* START TASK DATA *

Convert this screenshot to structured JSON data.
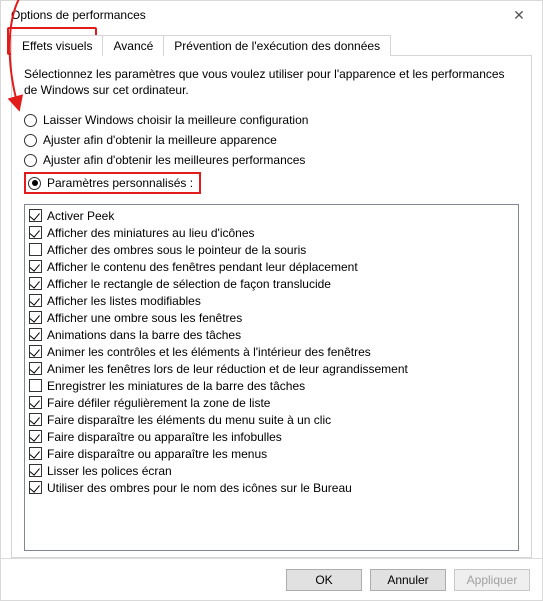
{
  "window": {
    "title": "Options de performances"
  },
  "tabs": {
    "visual": "Effets visuels",
    "advanced": "Avancé",
    "dep": "Prévention de l'exécution des données"
  },
  "intro": "Sélectionnez les paramètres que vous voulez utiliser pour l'apparence et les performances de Windows sur cet ordinateur.",
  "radios": {
    "let_windows": "Laisser Windows choisir la meilleure configuration",
    "best_appearance": "Ajuster afin d'obtenir la meilleure apparence",
    "best_performance": "Ajuster afin d'obtenir les meilleures performances",
    "custom": "Paramètres personnalisés :"
  },
  "options": [
    {
      "checked": true,
      "label": "Activer Peek"
    },
    {
      "checked": true,
      "label": "Afficher des miniatures au lieu d'icônes"
    },
    {
      "checked": false,
      "label": "Afficher des ombres sous le pointeur de la souris"
    },
    {
      "checked": true,
      "label": "Afficher le contenu des fenêtres pendant leur déplacement"
    },
    {
      "checked": true,
      "label": "Afficher le rectangle de sélection de façon translucide"
    },
    {
      "checked": true,
      "label": "Afficher les listes modifiables"
    },
    {
      "checked": true,
      "label": "Afficher une ombre sous les fenêtres"
    },
    {
      "checked": true,
      "label": "Animations dans la barre des tâches"
    },
    {
      "checked": true,
      "label": "Animer les contrôles et les éléments à l'intérieur des fenêtres"
    },
    {
      "checked": true,
      "label": "Animer les fenêtres lors de leur réduction et de leur agrandissement"
    },
    {
      "checked": false,
      "label": "Enregistrer les miniatures de la barre des tâches"
    },
    {
      "checked": true,
      "label": "Faire défiler régulièrement la zone de liste"
    },
    {
      "checked": true,
      "label": "Faire disparaître les éléments du menu suite à un clic"
    },
    {
      "checked": true,
      "label": "Faire disparaître ou apparaître les infobulles"
    },
    {
      "checked": true,
      "label": "Faire disparaître ou apparaître les menus"
    },
    {
      "checked": true,
      "label": "Lisser les polices écran"
    },
    {
      "checked": true,
      "label": "Utiliser des ombres pour le nom des icônes sur le Bureau"
    }
  ],
  "buttons": {
    "ok": "OK",
    "cancel": "Annuler",
    "apply": "Appliquer"
  }
}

* END TASK DATA *

_THE REQUEST_. Keep only the lines that hold the string "obtenir", and copy them out.

_ANSWER IN FULL_.
    "best_appearance": "Ajuster afin d'obtenir la meilleure apparence",
    "best_performance": "Ajuster afin d'obtenir les meilleures performances",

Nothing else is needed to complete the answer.